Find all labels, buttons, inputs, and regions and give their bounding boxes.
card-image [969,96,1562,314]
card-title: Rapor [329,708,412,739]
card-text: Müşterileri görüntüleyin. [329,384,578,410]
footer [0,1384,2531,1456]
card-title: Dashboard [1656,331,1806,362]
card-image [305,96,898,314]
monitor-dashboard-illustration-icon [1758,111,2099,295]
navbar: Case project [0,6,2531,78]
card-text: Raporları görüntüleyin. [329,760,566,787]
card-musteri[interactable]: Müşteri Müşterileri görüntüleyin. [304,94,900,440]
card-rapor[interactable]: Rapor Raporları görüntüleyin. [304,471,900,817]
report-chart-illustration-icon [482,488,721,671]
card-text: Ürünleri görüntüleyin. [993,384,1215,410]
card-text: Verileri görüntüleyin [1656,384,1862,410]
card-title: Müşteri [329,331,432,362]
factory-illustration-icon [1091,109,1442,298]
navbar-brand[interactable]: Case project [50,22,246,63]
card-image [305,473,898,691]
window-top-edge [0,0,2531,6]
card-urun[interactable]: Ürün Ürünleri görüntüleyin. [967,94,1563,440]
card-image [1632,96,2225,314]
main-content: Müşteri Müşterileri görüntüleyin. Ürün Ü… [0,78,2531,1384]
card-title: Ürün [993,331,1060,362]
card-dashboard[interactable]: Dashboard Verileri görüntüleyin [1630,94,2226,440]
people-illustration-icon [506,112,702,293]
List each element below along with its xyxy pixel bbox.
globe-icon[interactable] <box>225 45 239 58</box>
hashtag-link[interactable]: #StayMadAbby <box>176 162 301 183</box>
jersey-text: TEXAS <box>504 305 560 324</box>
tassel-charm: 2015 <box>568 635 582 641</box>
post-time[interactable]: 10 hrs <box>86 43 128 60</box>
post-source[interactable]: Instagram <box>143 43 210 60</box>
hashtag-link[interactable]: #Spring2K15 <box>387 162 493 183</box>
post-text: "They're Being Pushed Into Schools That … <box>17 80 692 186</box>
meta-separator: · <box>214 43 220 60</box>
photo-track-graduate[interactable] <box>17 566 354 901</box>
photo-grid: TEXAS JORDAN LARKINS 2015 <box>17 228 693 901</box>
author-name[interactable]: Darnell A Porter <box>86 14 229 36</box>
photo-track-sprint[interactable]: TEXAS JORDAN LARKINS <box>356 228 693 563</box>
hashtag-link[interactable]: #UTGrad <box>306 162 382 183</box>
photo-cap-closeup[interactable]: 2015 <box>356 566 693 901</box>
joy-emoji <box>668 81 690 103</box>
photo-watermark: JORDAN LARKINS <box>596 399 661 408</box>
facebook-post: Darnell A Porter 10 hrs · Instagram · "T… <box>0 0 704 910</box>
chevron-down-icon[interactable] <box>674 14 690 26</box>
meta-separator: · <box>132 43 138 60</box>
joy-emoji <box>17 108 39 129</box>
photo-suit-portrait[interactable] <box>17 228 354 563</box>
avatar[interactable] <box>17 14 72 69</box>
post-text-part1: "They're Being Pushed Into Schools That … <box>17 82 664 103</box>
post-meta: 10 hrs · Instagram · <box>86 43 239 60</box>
################
== EXERCISE OBJECTIVE ==
Copy every line of the records above without changing anything.

== EXERCISE ANSWER ==
Find all labels, buttons, inputs, and regions and give their bounding boxes.
card-image [969,96,1562,314]
card-title: Rapor [329,708,412,739]
card-text: Müşterileri görüntüleyin. [329,384,578,410]
footer [0,1384,2531,1456]
card-title: Dashboard [1656,331,1806,362]
card-image [305,96,898,314]
monitor-dashboard-illustration-icon [1758,111,2099,295]
navbar: Case project [0,6,2531,78]
card-text: Raporları görüntüleyin. [329,760,566,787]
card-musteri[interactable]: Müşteri Müşterileri görüntüleyin. [304,94,900,440]
card-rapor[interactable]: Rapor Raporları görüntüleyin. [304,471,900,817]
report-chart-illustration-icon [482,488,721,671]
card-text: Ürünleri görüntüleyin. [993,384,1215,410]
card-text: Verileri görüntüleyin [1656,384,1862,410]
card-title: Müşteri [329,331,432,362]
factory-illustration-icon [1091,109,1442,298]
navbar-brand[interactable]: Case project [50,22,246,63]
card-image [305,473,898,691]
window-top-edge [0,0,2531,6]
card-urun[interactable]: Ürün Ürünleri görüntüleyin. [967,94,1563,440]
card-image [1632,96,2225,314]
main-content: Müşteri Müşterileri görüntüleyin. Ürün Ü… [0,78,2531,1384]
card-title: Ürün [993,331,1060,362]
card-dashboard[interactable]: Dashboard Verileri görüntüleyin [1630,94,2226,440]
people-illustration-icon [506,112,702,293]
List each element below along with its xyxy pixel bbox.
globe-icon[interactable] <box>225 45 239 58</box>
hashtag-link[interactable]: #StayMadAbby <box>176 162 301 183</box>
jersey-text: TEXAS <box>504 305 560 324</box>
tassel-charm: 2015 <box>568 635 582 641</box>
post-time[interactable]: 10 hrs <box>86 43 128 60</box>
post-source[interactable]: Instagram <box>143 43 210 60</box>
hashtag-link[interactable]: #Spring2K15 <box>387 162 493 183</box>
post-text: "They're Being Pushed Into Schools That … <box>17 80 692 186</box>
meta-separator: · <box>214 43 220 60</box>
photo-track-graduate[interactable] <box>17 566 354 901</box>
photo-grid: TEXAS JORDAN LARKINS 2015 <box>17 228 693 901</box>
author-name[interactable]: Darnell A Porter <box>86 14 229 36</box>
photo-track-sprint[interactable]: TEXAS JORDAN LARKINS <box>356 228 693 563</box>
hashtag-link[interactable]: #UTGrad <box>306 162 382 183</box>
photo-cap-closeup[interactable]: 2015 <box>356 566 693 901</box>
joy-emoji <box>668 81 690 103</box>
photo-watermark: JORDAN LARKINS <box>596 399 661 408</box>
facebook-post: Darnell A Porter 10 hrs · Instagram · "T… <box>0 0 704 910</box>
chevron-down-icon[interactable] <box>674 14 690 26</box>
meta-separator: · <box>132 43 138 60</box>
joy-emoji <box>17 108 39 129</box>
photo-suit-portrait[interactable] <box>17 228 354 563</box>
avatar[interactable] <box>17 14 72 69</box>
post-text-part1: "They're Being Pushed Into Schools That … <box>17 82 664 103</box>
post-meta: 10 hrs · Instagram · <box>86 43 239 60</box>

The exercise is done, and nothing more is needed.